*INFORMATION GIVEN*:
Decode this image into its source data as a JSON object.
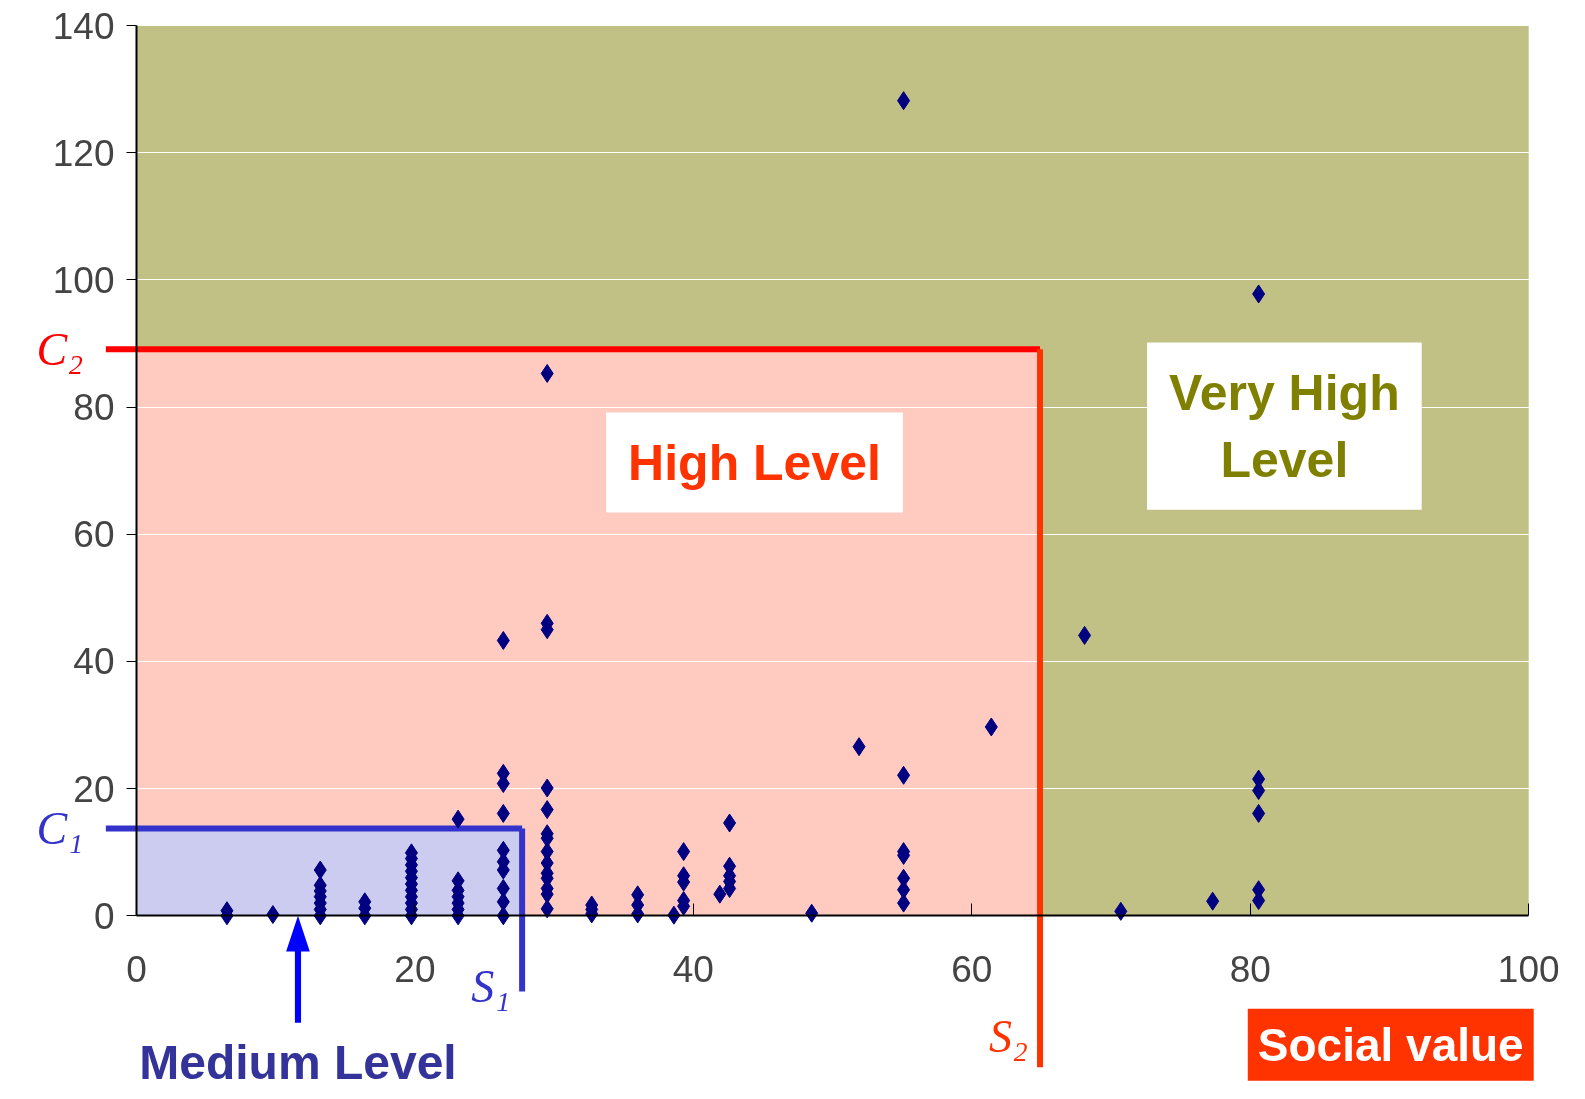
{
  "chart_data": {
    "type": "scatter",
    "xlabel": "Social value",
    "color": "#000080",
    "marker": "diamond",
    "x": [
      6.5,
      6.5,
      9.8,
      13.2,
      13.2,
      13.2,
      13.2,
      13.2,
      13.2,
      13.2,
      16.4,
      16.4,
      16.4,
      19.75,
      19.75,
      19.75,
      19.75,
      19.75,
      19.75,
      19.75,
      19.75,
      19.75,
      19.75,
      19.75,
      23.1,
      23.1,
      23.1,
      23.1,
      23.1,
      23.1,
      23.1,
      26.35,
      26.35,
      26.35,
      26.35,
      26.35,
      26.35,
      26.35,
      26.35,
      26.35,
      26.35,
      29.5,
      29.5,
      29.5,
      29.5,
      29.5,
      29.5,
      29.5,
      29.5,
      29.5,
      29.5,
      29.5,
      29.5,
      29.5,
      29.5,
      32.7,
      32.7,
      32.7,
      36.0,
      36.0,
      36.0,
      38.6,
      39.3,
      39.3,
      39.3,
      39.3,
      39.3,
      41.9,
      42.6,
      42.6,
      42.6,
      42.6,
      42.6,
      48.5,
      51.9,
      55.1,
      55.1,
      55.1,
      55.1,
      55.1,
      55.1,
      55.1,
      61.4,
      68.1,
      70.7,
      77.3,
      80.6,
      80.6,
      80.6,
      80.6,
      80.6,
      80.6
    ],
    "values": [
      0,
      0.8,
      0.2,
      0,
      1,
      2,
      3,
      3.9,
      4.8,
      7.2,
      0,
      1.2,
      2.2,
      0,
      1,
      2,
      3,
      4,
      5,
      6,
      7,
      8,
      9,
      9.9,
      0,
      1,
      2,
      3,
      4,
      5.5,
      15.2,
      0,
      2.2,
      4.3,
      7.2,
      8.5,
      10.3,
      16.1,
      20.8,
      22.4,
      43.3,
      1.1,
      3.4,
      4.3,
      5.9,
      6.7,
      8.3,
      10.1,
      12.2,
      12.9,
      16.7,
      20.1,
      45.0,
      46.0,
      85.3,
      0.3,
      1,
      1.7,
      0.3,
      1.7,
      3.3,
      0.1,
      1.5,
      2.4,
      5.3,
      6.3,
      10.1,
      3.4,
      4.3,
      5.4,
      6.3,
      7.8,
      14.6,
      0.4,
      26.6,
      2.0,
      4.1,
      5.9,
      9.5,
      10.1,
      22.1,
      128.2,
      29.7,
      44.1,
      0.7,
      2.3,
      2.4,
      4.1,
      16.1,
      19.7,
      21.5,
      97.8
    ],
    "xlim": [
      0,
      100
    ],
    "ylim": [
      0,
      140
    ],
    "xticks": [
      0,
      20,
      40,
      60,
      80,
      100
    ],
    "yticks": [
      0,
      20,
      40,
      60,
      80,
      100,
      120,
      140
    ],
    "grid": "y",
    "bands": [
      {
        "axis": "y",
        "from": 0,
        "to": 140,
        "color": "#c2c185",
        "label": "Very High Level"
      },
      {
        "axis": "y",
        "from": 0,
        "to": 89.1,
        "color": "#ffcabf",
        "label": "High Level"
      },
      {
        "axis": "y",
        "from": 0,
        "to": 13.75,
        "color": "#ccccf0"
      }
    ],
    "annotations": [
      {
        "text": "Medium Level",
        "x": 11.6,
        "y": 0
      }
    ],
    "ref_lines": [
      {
        "axis": "y",
        "value": 89.1,
        "label": "C₂",
        "color": "#ff0000"
      },
      {
        "axis": "x",
        "value": 64.9,
        "label": "S₂",
        "color": "#ff3300"
      },
      {
        "axis": "y",
        "value": 13.75,
        "label": "C₁",
        "color": "#3333cc"
      },
      {
        "axis": "x",
        "value": 27.7,
        "label": "S₁",
        "color": "#3333cc"
      }
    ]
  }
}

*GIVEN REQUEST*:
Transcribe every record above exactly as written, leaving out any pictures.

*COMPLETED TASK*:
Decode this image into its source data as a JSON object.
{
  "chart_data": {
    "type": "scatter",
    "xlabel": "Social value",
    "color": "#000080",
    "marker": "diamond",
    "x": [
      6.5,
      6.5,
      9.8,
      13.2,
      13.2,
      13.2,
      13.2,
      13.2,
      13.2,
      13.2,
      16.4,
      16.4,
      16.4,
      19.75,
      19.75,
      19.75,
      19.75,
      19.75,
      19.75,
      19.75,
      19.75,
      19.75,
      19.75,
      19.75,
      23.1,
      23.1,
      23.1,
      23.1,
      23.1,
      23.1,
      23.1,
      26.35,
      26.35,
      26.35,
      26.35,
      26.35,
      26.35,
      26.35,
      26.35,
      26.35,
      26.35,
      29.5,
      29.5,
      29.5,
      29.5,
      29.5,
      29.5,
      29.5,
      29.5,
      29.5,
      29.5,
      29.5,
      29.5,
      29.5,
      29.5,
      32.7,
      32.7,
      32.7,
      36.0,
      36.0,
      36.0,
      38.6,
      39.3,
      39.3,
      39.3,
      39.3,
      39.3,
      41.9,
      42.6,
      42.6,
      42.6,
      42.6,
      42.6,
      48.5,
      51.9,
      55.1,
      55.1,
      55.1,
      55.1,
      55.1,
      55.1,
      55.1,
      61.4,
      68.1,
      70.7,
      77.3,
      80.6,
      80.6,
      80.6,
      80.6,
      80.6,
      80.6
    ],
    "values": [
      0,
      0.8,
      0.2,
      0,
      1,
      2,
      3,
      3.9,
      4.8,
      7.2,
      0,
      1.2,
      2.2,
      0,
      1,
      2,
      3,
      4,
      5,
      6,
      7,
      8,
      9,
      9.9,
      0,
      1,
      2,
      3,
      4,
      5.5,
      15.2,
      0,
      2.2,
      4.3,
      7.2,
      8.5,
      10.3,
      16.1,
      20.8,
      22.4,
      43.3,
      1.1,
      3.4,
      4.3,
      5.9,
      6.7,
      8.3,
      10.1,
      12.2,
      12.9,
      16.7,
      20.1,
      45.0,
      46.0,
      85.3,
      0.3,
      1,
      1.7,
      0.3,
      1.7,
      3.3,
      0.1,
      1.5,
      2.4,
      5.3,
      6.3,
      10.1,
      3.4,
      4.3,
      5.4,
      6.3,
      7.8,
      14.6,
      0.4,
      26.6,
      2.0,
      4.1,
      5.9,
      9.5,
      10.1,
      22.1,
      128.2,
      29.7,
      44.1,
      0.7,
      2.3,
      2.4,
      4.1,
      16.1,
      19.7,
      21.5,
      97.8
    ],
    "xlim": [
      0,
      100
    ],
    "ylim": [
      0,
      140
    ],
    "xticks": [
      0,
      20,
      40,
      60,
      80,
      100
    ],
    "yticks": [
      0,
      20,
      40,
      60,
      80,
      100,
      120,
      140
    ],
    "grid": "y",
    "bands": [
      {
        "axis": "y",
        "from": 0,
        "to": 140,
        "color": "#c2c185",
        "label": "Very High Level"
      },
      {
        "axis": "y",
        "from": 0,
        "to": 89.1,
        "color": "#ffcabf",
        "label": "High Level"
      },
      {
        "axis": "y",
        "from": 0,
        "to": 13.75,
        "color": "#ccccf0"
      }
    ],
    "annotations": [
      {
        "text": "Medium Level",
        "x": 11.6,
        "y": 0
      }
    ],
    "ref_lines": [
      {
        "axis": "y",
        "value": 89.1,
        "label": "C₂",
        "color": "#ff0000"
      },
      {
        "axis": "x",
        "value": 64.9,
        "label": "S₂",
        "color": "#ff3300"
      },
      {
        "axis": "y",
        "value": 13.75,
        "label": "C₁",
        "color": "#3333cc"
      },
      {
        "axis": "x",
        "value": 27.7,
        "label": "S₁",
        "color": "#3333cc"
      }
    ]
  }
}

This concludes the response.